**EXERCISE PROMPT:**
Report back each line of the records that contains the string "Bubble".

**STORED ROWS:**
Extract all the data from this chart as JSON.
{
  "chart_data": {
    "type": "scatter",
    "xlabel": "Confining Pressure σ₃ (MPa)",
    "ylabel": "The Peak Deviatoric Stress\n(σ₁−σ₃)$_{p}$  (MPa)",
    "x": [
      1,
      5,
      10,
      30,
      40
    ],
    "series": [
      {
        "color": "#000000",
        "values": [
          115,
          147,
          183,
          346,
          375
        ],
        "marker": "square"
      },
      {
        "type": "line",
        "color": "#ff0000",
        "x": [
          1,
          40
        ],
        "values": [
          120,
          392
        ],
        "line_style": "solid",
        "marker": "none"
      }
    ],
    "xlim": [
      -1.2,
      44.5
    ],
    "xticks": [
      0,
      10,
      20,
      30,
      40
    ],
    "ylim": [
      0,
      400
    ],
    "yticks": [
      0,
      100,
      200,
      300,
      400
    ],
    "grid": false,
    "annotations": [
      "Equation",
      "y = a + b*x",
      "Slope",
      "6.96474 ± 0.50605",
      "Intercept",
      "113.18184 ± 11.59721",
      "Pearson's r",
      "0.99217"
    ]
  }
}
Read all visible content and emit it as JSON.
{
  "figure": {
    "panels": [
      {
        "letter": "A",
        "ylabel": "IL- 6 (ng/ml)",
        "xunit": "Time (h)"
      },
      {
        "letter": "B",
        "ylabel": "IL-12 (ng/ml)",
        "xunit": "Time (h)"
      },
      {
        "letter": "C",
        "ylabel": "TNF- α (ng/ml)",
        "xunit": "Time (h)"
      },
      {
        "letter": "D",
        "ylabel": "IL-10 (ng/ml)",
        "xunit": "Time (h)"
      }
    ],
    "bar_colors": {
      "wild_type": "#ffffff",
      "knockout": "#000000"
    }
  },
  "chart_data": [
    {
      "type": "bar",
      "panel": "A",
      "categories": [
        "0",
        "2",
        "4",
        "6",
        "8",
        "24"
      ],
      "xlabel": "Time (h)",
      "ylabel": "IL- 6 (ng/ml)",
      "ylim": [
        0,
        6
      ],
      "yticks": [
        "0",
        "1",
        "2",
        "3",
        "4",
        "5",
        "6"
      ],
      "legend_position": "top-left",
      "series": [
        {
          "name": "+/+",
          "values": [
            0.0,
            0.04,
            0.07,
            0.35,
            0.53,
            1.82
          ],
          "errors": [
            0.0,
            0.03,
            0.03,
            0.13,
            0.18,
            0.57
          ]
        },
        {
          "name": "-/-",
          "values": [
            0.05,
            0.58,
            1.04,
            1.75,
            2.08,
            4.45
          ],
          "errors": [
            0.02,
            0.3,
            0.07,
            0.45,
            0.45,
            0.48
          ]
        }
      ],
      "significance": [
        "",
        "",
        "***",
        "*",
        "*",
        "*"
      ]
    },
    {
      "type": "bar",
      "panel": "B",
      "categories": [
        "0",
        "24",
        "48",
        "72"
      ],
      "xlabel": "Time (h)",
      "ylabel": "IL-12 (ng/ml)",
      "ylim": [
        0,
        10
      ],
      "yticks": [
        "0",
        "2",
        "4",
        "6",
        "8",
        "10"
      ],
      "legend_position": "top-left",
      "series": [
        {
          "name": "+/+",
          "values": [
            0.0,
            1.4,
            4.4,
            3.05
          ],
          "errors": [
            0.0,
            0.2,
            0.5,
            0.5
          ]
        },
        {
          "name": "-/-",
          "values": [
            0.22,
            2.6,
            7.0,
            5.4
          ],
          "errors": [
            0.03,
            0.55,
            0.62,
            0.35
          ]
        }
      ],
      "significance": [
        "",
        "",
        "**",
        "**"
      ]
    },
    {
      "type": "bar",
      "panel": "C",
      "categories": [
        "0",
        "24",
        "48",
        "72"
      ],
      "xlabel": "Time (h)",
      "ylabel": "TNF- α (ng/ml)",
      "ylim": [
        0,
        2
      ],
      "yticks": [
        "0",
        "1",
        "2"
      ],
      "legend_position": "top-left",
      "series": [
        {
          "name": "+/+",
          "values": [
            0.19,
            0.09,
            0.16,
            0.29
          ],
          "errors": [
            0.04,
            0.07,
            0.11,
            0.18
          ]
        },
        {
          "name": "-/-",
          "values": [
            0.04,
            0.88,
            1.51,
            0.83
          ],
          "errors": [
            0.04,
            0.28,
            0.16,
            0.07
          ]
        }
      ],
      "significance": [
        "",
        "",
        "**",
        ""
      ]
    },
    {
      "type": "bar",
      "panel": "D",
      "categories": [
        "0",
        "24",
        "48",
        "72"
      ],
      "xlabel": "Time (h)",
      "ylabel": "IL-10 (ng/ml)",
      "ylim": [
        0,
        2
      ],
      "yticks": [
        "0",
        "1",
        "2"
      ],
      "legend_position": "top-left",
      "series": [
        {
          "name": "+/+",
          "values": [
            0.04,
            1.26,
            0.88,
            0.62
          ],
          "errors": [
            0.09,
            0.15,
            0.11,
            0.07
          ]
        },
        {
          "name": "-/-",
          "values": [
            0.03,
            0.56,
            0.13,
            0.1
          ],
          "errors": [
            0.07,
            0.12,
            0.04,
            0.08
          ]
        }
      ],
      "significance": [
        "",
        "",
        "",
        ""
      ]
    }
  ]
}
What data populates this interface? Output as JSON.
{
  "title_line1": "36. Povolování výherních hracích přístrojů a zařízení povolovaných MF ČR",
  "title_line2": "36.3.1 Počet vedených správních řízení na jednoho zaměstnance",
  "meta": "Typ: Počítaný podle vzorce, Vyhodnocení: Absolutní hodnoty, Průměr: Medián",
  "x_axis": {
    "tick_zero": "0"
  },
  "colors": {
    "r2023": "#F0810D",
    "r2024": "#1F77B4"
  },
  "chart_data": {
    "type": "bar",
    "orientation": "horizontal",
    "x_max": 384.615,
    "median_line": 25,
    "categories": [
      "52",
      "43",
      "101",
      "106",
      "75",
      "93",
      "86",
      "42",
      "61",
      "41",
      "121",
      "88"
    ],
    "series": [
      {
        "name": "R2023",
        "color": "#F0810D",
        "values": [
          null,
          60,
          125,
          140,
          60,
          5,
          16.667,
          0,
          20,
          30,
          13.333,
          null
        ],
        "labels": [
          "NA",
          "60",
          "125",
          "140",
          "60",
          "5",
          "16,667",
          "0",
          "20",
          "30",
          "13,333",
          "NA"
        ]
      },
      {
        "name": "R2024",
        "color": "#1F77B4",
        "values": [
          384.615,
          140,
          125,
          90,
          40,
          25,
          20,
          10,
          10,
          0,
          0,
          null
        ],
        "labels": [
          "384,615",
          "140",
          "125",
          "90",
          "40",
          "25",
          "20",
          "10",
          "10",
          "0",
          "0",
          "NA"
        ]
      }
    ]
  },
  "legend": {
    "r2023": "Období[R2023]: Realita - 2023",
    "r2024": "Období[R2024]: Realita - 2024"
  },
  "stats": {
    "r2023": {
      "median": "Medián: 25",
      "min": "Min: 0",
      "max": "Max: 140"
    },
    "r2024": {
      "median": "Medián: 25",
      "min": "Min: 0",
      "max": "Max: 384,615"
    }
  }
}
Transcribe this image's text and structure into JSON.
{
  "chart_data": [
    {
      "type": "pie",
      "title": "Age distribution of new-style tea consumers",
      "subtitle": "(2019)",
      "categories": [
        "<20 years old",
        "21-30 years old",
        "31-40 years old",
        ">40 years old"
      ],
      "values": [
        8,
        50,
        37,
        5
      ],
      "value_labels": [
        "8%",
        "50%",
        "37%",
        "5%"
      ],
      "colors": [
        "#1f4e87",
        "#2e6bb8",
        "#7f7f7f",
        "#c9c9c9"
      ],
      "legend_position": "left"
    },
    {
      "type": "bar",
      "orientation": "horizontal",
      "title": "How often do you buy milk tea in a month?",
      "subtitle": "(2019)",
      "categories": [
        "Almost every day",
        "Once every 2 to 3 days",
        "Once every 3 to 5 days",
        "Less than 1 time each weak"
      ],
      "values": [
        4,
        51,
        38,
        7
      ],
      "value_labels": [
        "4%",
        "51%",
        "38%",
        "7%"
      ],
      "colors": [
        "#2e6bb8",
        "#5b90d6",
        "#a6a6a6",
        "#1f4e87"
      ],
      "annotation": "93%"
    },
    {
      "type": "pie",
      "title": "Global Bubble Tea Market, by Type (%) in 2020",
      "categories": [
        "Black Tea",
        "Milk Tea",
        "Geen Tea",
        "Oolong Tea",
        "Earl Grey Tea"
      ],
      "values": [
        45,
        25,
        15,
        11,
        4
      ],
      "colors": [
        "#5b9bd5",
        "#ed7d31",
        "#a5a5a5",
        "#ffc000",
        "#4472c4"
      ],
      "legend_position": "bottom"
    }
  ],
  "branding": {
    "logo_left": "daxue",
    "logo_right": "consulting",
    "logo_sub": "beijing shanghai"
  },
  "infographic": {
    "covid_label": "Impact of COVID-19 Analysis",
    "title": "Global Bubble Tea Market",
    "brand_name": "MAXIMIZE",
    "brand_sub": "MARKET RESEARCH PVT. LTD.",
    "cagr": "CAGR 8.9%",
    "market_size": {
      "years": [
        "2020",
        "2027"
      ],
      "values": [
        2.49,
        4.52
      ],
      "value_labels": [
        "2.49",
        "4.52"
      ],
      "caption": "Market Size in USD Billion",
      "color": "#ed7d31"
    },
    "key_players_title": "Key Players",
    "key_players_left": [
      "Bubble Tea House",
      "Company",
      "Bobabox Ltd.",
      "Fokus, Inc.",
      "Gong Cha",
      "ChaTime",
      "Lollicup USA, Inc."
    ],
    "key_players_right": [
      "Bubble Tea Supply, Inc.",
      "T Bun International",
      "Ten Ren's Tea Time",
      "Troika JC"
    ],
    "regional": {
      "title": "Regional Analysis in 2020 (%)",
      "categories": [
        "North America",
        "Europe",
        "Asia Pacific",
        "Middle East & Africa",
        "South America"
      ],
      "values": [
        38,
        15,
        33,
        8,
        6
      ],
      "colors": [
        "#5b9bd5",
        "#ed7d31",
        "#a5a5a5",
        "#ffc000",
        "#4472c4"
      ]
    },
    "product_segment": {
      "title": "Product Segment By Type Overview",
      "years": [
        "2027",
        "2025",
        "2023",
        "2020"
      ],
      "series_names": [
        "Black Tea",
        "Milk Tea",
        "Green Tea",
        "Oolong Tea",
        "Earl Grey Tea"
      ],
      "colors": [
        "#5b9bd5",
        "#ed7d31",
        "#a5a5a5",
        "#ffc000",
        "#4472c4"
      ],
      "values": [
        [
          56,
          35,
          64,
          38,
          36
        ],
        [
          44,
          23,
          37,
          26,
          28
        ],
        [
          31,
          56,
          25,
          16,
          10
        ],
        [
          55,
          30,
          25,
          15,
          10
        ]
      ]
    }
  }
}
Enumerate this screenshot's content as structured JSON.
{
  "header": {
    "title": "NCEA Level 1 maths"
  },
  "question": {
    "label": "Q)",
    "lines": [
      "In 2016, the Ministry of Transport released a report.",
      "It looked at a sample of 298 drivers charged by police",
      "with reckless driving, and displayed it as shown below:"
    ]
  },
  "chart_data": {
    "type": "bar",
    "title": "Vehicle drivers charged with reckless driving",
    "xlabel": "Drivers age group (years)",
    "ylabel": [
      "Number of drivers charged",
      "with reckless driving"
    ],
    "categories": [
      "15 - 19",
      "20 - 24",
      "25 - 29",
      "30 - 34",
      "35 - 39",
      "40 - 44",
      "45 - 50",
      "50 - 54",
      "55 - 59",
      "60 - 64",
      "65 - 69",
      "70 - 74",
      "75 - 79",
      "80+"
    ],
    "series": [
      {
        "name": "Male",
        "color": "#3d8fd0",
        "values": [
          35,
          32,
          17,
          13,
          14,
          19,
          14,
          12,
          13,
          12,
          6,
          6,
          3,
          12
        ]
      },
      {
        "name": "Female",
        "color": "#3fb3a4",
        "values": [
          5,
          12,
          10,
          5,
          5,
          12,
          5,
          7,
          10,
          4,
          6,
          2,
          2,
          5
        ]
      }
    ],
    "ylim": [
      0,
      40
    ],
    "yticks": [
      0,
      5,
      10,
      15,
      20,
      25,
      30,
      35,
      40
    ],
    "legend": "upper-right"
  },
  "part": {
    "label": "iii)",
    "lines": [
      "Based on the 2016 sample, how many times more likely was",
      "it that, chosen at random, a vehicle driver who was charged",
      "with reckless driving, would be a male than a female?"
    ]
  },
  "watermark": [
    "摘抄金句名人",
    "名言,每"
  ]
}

**FINAL RESULT:**
      "title": "Global Bubble Tea Market, by Type (%) in 2020",
    "title": "Global Bubble Tea Market",
      "Bubble Tea House",
      "Bubble Tea Supply, Inc.",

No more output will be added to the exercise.